What this task involves => Your task is to repeat the lines below exactly, excluding any pictures they contain.

Records to use =>
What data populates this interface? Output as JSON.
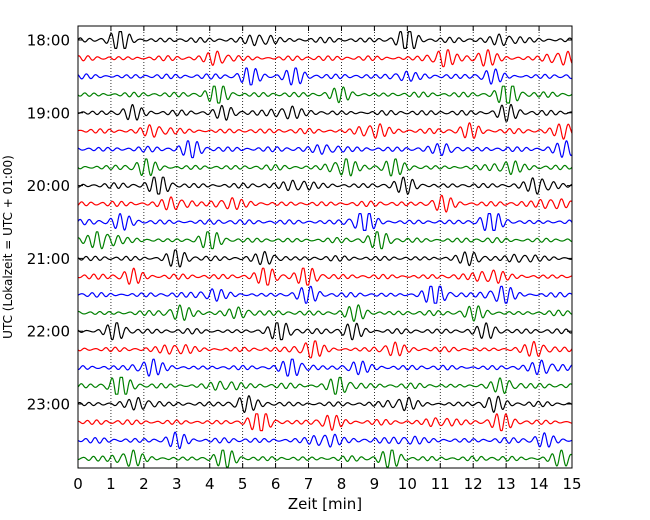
{
  "chart_data": {
    "type": "line",
    "title": "",
    "xlabel": "Zeit  [min]",
    "ylabel": "UTC (Lokalzeit = UTC + 01:00)",
    "xlim": [
      0,
      15
    ],
    "x_ticks": [
      0,
      1,
      2,
      3,
      4,
      5,
      6,
      7,
      8,
      9,
      10,
      11,
      12,
      13,
      14,
      15
    ],
    "x_tick_labels": [
      "0",
      "1",
      "2",
      "3",
      "4",
      "5",
      "6",
      "7",
      "8",
      "9",
      "10",
      "11",
      "12",
      "13",
      "14",
      "15"
    ],
    "y_tick_labels": [
      "18:00",
      "19:00",
      "20:00",
      "21:00",
      "22:00",
      "23:00"
    ],
    "grid": "vertical dotted",
    "trace_interval_min": 15,
    "traces_per_hour": 4,
    "trace_start_times": [
      "18:00",
      "18:15",
      "18:30",
      "18:45",
      "19:00",
      "19:15",
      "19:30",
      "19:45",
      "20:00",
      "20:15",
      "20:30",
      "20:45",
      "21:00",
      "21:15",
      "21:30",
      "21:45",
      "22:00",
      "22:15",
      "22:30",
      "22:45",
      "23:00",
      "23:15",
      "23:30",
      "23:45"
    ],
    "color_cycle": [
      "#000000",
      "#ff0000",
      "#0000ff",
      "#008000"
    ],
    "series": [
      {
        "start": "18:00",
        "color": "#000000",
        "bursts": [
          [
            1.3,
            1.0
          ],
          [
            5.6,
            0.9
          ],
          [
            10.0,
            1.2
          ],
          [
            13.0,
            0.8
          ]
        ]
      },
      {
        "start": "18:15",
        "color": "#ff0000",
        "bursts": [
          [
            4.3,
            0.8
          ],
          [
            11.0,
            1.0
          ],
          [
            12.3,
            0.9
          ],
          [
            14.6,
            1.0
          ]
        ]
      },
      {
        "start": "18:30",
        "color": "#0000ff",
        "bursts": [
          [
            5.2,
            0.9
          ],
          [
            6.6,
            0.7
          ],
          [
            9.8,
            0.6
          ],
          [
            12.5,
            0.7
          ]
        ]
      },
      {
        "start": "18:45",
        "color": "#008000",
        "bursts": [
          [
            4.3,
            1.0
          ],
          [
            8.0,
            0.6
          ],
          [
            13.1,
            1.4
          ]
        ]
      },
      {
        "start": "19:00",
        "color": "#000000",
        "bursts": [
          [
            1.6,
            0.7
          ],
          [
            4.5,
            0.7
          ],
          [
            6.3,
            0.9
          ],
          [
            13.0,
            0.8
          ]
        ]
      },
      {
        "start": "19:15",
        "color": "#ff0000",
        "bursts": [
          [
            2.4,
            0.7
          ],
          [
            8.9,
            1.1
          ],
          [
            11.9,
            0.7
          ],
          [
            14.9,
            1.0
          ]
        ]
      },
      {
        "start": "19:30",
        "color": "#0000ff",
        "bursts": [
          [
            3.5,
            0.9
          ],
          [
            7.6,
            0.7
          ],
          [
            11.2,
            0.6
          ],
          [
            14.9,
            0.8
          ]
        ]
      },
      {
        "start": "19:45",
        "color": "#008000",
        "bursts": [
          [
            2.0,
            0.8
          ],
          [
            8.0,
            1.3
          ],
          [
            9.5,
            0.8
          ],
          [
            13.0,
            0.9
          ]
        ]
      },
      {
        "start": "20:00",
        "color": "#000000",
        "bursts": [
          [
            2.5,
            1.0
          ],
          [
            6.7,
            0.9
          ],
          [
            10.0,
            0.7
          ],
          [
            14.1,
            1.1
          ]
        ]
      },
      {
        "start": "20:15",
        "color": "#ff0000",
        "bursts": [
          [
            3.0,
            0.9
          ],
          [
            4.5,
            0.7
          ],
          [
            11.0,
            0.8
          ],
          [
            14.4,
            0.9
          ]
        ]
      },
      {
        "start": "20:30",
        "color": "#0000ff",
        "bursts": [
          [
            1.3,
            0.7
          ],
          [
            8.6,
            1.2
          ],
          [
            12.5,
            1.0
          ]
        ]
      },
      {
        "start": "20:45",
        "color": "#008000",
        "bursts": [
          [
            0.8,
            1.4
          ],
          [
            4.0,
            0.8
          ],
          [
            9.2,
            0.9
          ]
        ]
      },
      {
        "start": "21:00",
        "color": "#000000",
        "bursts": [
          [
            3.0,
            0.8
          ],
          [
            5.8,
            0.7
          ],
          [
            12.0,
            0.6
          ],
          [
            13.5,
            0.6
          ]
        ]
      },
      {
        "start": "21:15",
        "color": "#ff0000",
        "bursts": [
          [
            1.6,
            0.8
          ],
          [
            5.8,
            1.0
          ],
          [
            7.0,
            0.9
          ],
          [
            12.5,
            1.1
          ]
        ]
      },
      {
        "start": "21:30",
        "color": "#0000ff",
        "bursts": [
          [
            4.0,
            0.7
          ],
          [
            7.0,
            0.7
          ],
          [
            10.9,
            1.1
          ],
          [
            12.8,
            1.2
          ]
        ]
      },
      {
        "start": "21:45",
        "color": "#008000",
        "bursts": [
          [
            3.0,
            0.8
          ],
          [
            5.0,
            0.7
          ],
          [
            8.5,
            0.7
          ],
          [
            12.0,
            0.6
          ]
        ]
      },
      {
        "start": "22:00",
        "color": "#000000",
        "bursts": [
          [
            1.2,
            0.9
          ],
          [
            6.2,
            1.0
          ],
          [
            8.3,
            0.8
          ],
          [
            12.5,
            0.8
          ]
        ]
      },
      {
        "start": "22:15",
        "color": "#ff0000",
        "bursts": [
          [
            3.0,
            0.7
          ],
          [
            7.0,
            1.0
          ],
          [
            9.5,
            0.7
          ],
          [
            14.0,
            0.8
          ]
        ]
      },
      {
        "start": "22:30",
        "color": "#0000ff",
        "bursts": [
          [
            2.1,
            1.0
          ],
          [
            6.6,
            1.0
          ],
          [
            8.4,
            0.7
          ],
          [
            14.2,
            0.9
          ]
        ]
      },
      {
        "start": "22:45",
        "color": "#008000",
        "bursts": [
          [
            1.2,
            1.2
          ],
          [
            4.5,
            0.7
          ],
          [
            8.0,
            1.1
          ],
          [
            13.0,
            0.8
          ]
        ]
      },
      {
        "start": "23:00",
        "color": "#000000",
        "bursts": [
          [
            2.0,
            0.7
          ],
          [
            5.0,
            0.8
          ],
          [
            9.8,
            0.8
          ],
          [
            12.6,
            0.7
          ]
        ]
      },
      {
        "start": "23:15",
        "color": "#ff0000",
        "bursts": [
          [
            5.6,
            1.0
          ],
          [
            7.6,
            0.8
          ],
          [
            11.0,
            0.7
          ],
          [
            12.8,
            0.8
          ]
        ]
      },
      {
        "start": "23:30",
        "color": "#0000ff",
        "bursts": [
          [
            3.0,
            0.7
          ],
          [
            7.5,
            1.1
          ],
          [
            10.0,
            0.6
          ],
          [
            14.1,
            0.7
          ]
        ]
      },
      {
        "start": "23:45",
        "color": "#008000",
        "bursts": [
          [
            1.5,
            1.1
          ],
          [
            4.5,
            0.8
          ],
          [
            9.5,
            0.9
          ],
          [
            14.8,
            0.9
          ]
        ]
      }
    ]
  }
}
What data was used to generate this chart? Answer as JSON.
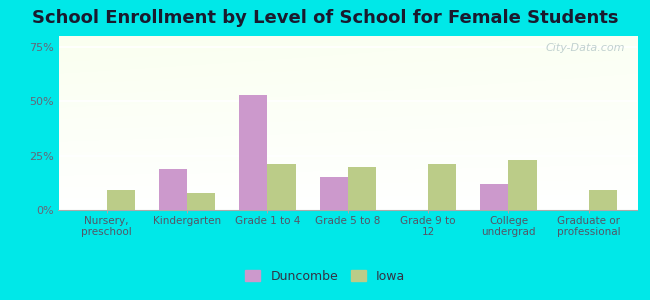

Response to this exercise =>
What data populates this interface? Output as JSON.
{
  "chart_data": {
    "type": "line",
    "title": "",
    "xlabel": "Zeit  [min]",
    "ylabel": "UTC (Lokalzeit = UTC + 01:00)",
    "xlim": [
      0,
      15
    ],
    "x_ticks": [
      0,
      1,
      2,
      3,
      4,
      5,
      6,
      7,
      8,
      9,
      10,
      11,
      12,
      13,
      14,
      15
    ],
    "x_tick_labels": [
      "0",
      "1",
      "2",
      "3",
      "4",
      "5",
      "6",
      "7",
      "8",
      "9",
      "10",
      "11",
      "12",
      "13",
      "14",
      "15"
    ],
    "y_tick_labels": [
      "18:00",
      "19:00",
      "20:00",
      "21:00",
      "22:00",
      "23:00"
    ],
    "grid": "vertical dotted",
    "trace_interval_min": 15,
    "traces_per_hour": 4,
    "trace_start_times": [
      "18:00",
      "18:15",
      "18:30",
      "18:45",
      "19:00",
      "19:15",
      "19:30",
      "19:45",
      "20:00",
      "20:15",
      "20:30",
      "20:45",
      "21:00",
      "21:15",
      "21:30",
      "21:45",
      "22:00",
      "22:15",
      "22:30",
      "22:45",
      "23:00",
      "23:15",
      "23:30",
      "23:45"
    ],
    "color_cycle": [
      "#000000",
      "#ff0000",
      "#0000ff",
      "#008000"
    ],
    "series": [
      {
        "start": "18:00",
        "color": "#000000",
        "bursts": [
          [
            1.3,
            1.0
          ],
          [
            5.6,
            0.9
          ],
          [
            10.0,
            1.2
          ],
          [
            13.0,
            0.8
          ]
        ]
      },
      {
        "start": "18:15",
        "color": "#ff0000",
        "bursts": [
          [
            4.3,
            0.8
          ],
          [
            11.0,
            1.0
          ],
          [
            12.3,
            0.9
          ],
          [
            14.6,
            1.0
          ]
        ]
      },
      {
        "start": "18:30",
        "color": "#0000ff",
        "bursts": [
          [
            5.2,
            0.9
          ],
          [
            6.6,
            0.7
          ],
          [
            9.8,
            0.6
          ],
          [
            12.5,
            0.7
          ]
        ]
      },
      {
        "start": "18:45",
        "color": "#008000",
        "bursts": [
          [
            4.3,
            1.0
          ],
          [
            8.0,
            0.6
          ],
          [
            13.1,
            1.4
          ]
        ]
      },
      {
        "start": "19:00",
        "color": "#000000",
        "bursts": [
          [
            1.6,
            0.7
          ],
          [
            4.5,
            0.7
          ],
          [
            6.3,
            0.9
          ],
          [
            13.0,
            0.8
          ]
        ]
      },
      {
        "start": "19:15",
        "color": "#ff0000",
        "bursts": [
          [
            2.4,
            0.7
          ],
          [
            8.9,
            1.1
          ],
          [
            11.9,
            0.7
          ],
          [
            14.9,
            1.0
          ]
        ]
      },
      {
        "start": "19:30",
        "color": "#0000ff",
        "bursts": [
          [
            3.5,
            0.9
          ],
          [
            7.6,
            0.7
          ],
          [
            11.2,
            0.6
          ],
          [
            14.9,
            0.8
          ]
        ]
      },
      {
        "start": "19:45",
        "color": "#008000",
        "bursts": [
          [
            2.0,
            0.8
          ],
          [
            8.0,
            1.3
          ],
          [
            9.5,
            0.8
          ],
          [
            13.0,
            0.9
          ]
        ]
      },
      {
        "start": "20:00",
        "color": "#000000",
        "bursts": [
          [
            2.5,
            1.0
          ],
          [
            6.7,
            0.9
          ],
          [
            10.0,
            0.7
          ],
          [
            14.1,
            1.1
          ]
        ]
      },
      {
        "start": "20:15",
        "color": "#ff0000",
        "bursts": [
          [
            3.0,
            0.9
          ],
          [
            4.5,
            0.7
          ],
          [
            11.0,
            0.8
          ],
          [
            14.4,
            0.9
          ]
        ]
      },
      {
        "start": "20:30",
        "color": "#0000ff",
        "bursts": [
          [
            1.3,
            0.7
          ],
          [
            8.6,
            1.2
          ],
          [
            12.5,
            1.0
          ]
        ]
      },
      {
        "start": "20:45",
        "color": "#008000",
        "bursts": [
          [
            0.8,
            1.4
          ],
          [
            4.0,
            0.8
          ],
          [
            9.2,
            0.9
          ]
        ]
      },
      {
        "start": "21:00",
        "color": "#000000",
        "bursts": [
          [
            3.0,
            0.8
          ],
          [
            5.8,
            0.7
          ],
          [
            12.0,
            0.6
          ],
          [
            13.5,
            0.6
          ]
        ]
      },
      {
        "start": "21:15",
        "color": "#ff0000",
        "bursts": [
          [
            1.6,
            0.8
          ],
          [
            5.8,
            1.0
          ],
          [
            7.0,
            0.9
          ],
          [
            12.5,
            1.1
          ]
        ]
      },
      {
        "start": "21:30",
        "color": "#0000ff",
        "bursts": [
          [
            4.0,
            0.7
          ],
          [
            7.0,
            0.7
          ],
          [
            10.9,
            1.1
          ],
          [
            12.8,
            1.2
          ]
        ]
      },
      {
        "start": "21:45",
        "color": "#008000",
        "bursts": [
          [
            3.0,
            0.8
          ],
          [
            5.0,
            0.7
          ],
          [
            8.5,
            0.7
          ],
          [
            12.0,
            0.6
          ]
        ]
      },
      {
        "start": "22:00",
        "color": "#000000",
        "bursts": [
          [
            1.2,
            0.9
          ],
          [
            6.2,
            1.0
          ],
          [
            8.3,
            0.8
          ],
          [
            12.5,
            0.8
          ]
        ]
      },
      {
        "start": "22:15",
        "color": "#ff0000",
        "bursts": [
          [
            3.0,
            0.7
          ],
          [
            7.0,
            1.0
          ],
          [
            9.5,
            0.7
          ],
          [
            14.0,
            0.8
          ]
        ]
      },
      {
        "start": "22:30",
        "color": "#0000ff",
        "bursts": [
          [
            2.1,
            1.0
          ],
          [
            6.6,
            1.0
          ],
          [
            8.4,
            0.7
          ],
          [
            14.2,
            0.9
          ]
        ]
      },
      {
        "start": "22:45",
        "color": "#008000",
        "bursts": [
          [
            1.2,
            1.2
          ],
          [
            4.5,
            0.7
          ],
          [
            8.0,
            1.1
          ],
          [
            13.0,
            0.8
          ]
        ]
      },
      {
        "start": "23:00",
        "color": "#000000",
        "bursts": [
          [
            2.0,
            0.7
          ],
          [
            5.0,
            0.8
          ],
          [
            9.8,
            0.8
          ],
          [
            12.6,
            0.7
          ]
        ]
      },
      {
        "start": "23:15",
        "color": "#ff0000",
        "bursts": [
          [
            5.6,
            1.0
          ],
          [
            7.6,
            0.8
          ],
          [
            11.0,
            0.7
          ],
          [
            12.8,
            0.8
          ]
        ]
      },
      {
        "start": "23:30",
        "color": "#0000ff",
        "bursts": [
          [
            3.0,
            0.7
          ],
          [
            7.5,
            1.1
          ],
          [
            10.0,
            0.6
          ],
          [
            14.1,
            0.7
          ]
        ]
      },
      {
        "start": "23:45",
        "color": "#008000",
        "bursts": [
          [
            1.5,
            1.1
          ],
          [
            4.5,
            0.8
          ],
          [
            9.5,
            0.9
          ],
          [
            14.8,
            0.9
          ]
        ]
      }
    ]
  }
}
What data was used to generate this chart? Answer as JSON.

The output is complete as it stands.